--- REQUIREMENTS ---
What is the count of lines that hold the word "Финансовое"? Give only the number.
** BEGIN DATA LINES **
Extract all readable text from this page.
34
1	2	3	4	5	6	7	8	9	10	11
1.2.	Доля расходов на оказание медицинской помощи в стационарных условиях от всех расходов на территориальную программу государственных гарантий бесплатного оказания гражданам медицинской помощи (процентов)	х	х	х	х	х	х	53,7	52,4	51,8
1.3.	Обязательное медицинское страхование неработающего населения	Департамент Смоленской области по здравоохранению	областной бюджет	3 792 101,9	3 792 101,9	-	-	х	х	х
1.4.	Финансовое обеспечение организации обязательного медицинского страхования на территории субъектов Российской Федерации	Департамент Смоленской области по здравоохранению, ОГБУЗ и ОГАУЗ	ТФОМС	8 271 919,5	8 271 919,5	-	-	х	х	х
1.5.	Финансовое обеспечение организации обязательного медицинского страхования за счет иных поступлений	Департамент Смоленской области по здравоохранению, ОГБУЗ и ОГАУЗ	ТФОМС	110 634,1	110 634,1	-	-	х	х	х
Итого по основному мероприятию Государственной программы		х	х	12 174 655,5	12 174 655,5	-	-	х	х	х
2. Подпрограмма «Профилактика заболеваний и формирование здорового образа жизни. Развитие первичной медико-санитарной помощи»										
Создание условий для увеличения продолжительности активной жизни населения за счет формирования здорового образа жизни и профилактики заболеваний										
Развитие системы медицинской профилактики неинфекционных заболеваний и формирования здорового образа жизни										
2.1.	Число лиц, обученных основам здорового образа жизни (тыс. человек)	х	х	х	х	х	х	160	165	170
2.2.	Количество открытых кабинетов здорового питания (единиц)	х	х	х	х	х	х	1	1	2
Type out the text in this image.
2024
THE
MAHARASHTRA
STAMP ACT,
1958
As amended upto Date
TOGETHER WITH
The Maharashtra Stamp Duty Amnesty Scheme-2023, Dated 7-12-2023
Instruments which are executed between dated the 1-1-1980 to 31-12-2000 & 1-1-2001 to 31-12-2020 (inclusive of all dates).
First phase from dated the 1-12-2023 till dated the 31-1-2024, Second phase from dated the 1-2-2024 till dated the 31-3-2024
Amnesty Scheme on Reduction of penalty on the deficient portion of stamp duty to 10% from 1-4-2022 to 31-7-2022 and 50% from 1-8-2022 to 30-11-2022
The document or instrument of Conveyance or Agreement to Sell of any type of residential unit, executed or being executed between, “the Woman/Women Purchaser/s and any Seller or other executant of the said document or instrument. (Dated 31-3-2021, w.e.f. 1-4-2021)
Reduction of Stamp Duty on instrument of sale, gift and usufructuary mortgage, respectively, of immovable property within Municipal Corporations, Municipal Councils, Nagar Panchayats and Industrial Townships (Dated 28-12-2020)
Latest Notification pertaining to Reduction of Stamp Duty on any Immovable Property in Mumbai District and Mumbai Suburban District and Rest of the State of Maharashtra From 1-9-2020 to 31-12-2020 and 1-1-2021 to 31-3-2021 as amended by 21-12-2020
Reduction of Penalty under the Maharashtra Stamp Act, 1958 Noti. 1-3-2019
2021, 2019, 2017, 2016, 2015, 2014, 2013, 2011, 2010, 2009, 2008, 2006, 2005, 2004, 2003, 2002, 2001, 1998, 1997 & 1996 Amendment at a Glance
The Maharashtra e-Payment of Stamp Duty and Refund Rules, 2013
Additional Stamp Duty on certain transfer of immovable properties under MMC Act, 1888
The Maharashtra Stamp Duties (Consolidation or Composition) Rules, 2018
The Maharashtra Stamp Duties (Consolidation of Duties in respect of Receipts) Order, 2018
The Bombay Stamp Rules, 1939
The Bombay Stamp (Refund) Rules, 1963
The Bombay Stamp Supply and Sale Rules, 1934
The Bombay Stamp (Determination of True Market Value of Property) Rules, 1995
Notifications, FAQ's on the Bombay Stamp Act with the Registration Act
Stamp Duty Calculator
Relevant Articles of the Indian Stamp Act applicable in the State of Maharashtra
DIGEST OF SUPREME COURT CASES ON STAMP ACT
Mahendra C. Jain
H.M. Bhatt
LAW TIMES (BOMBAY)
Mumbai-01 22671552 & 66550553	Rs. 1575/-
** END DATA LINES **
--- ANSWER TO THE EXERCISE ---
2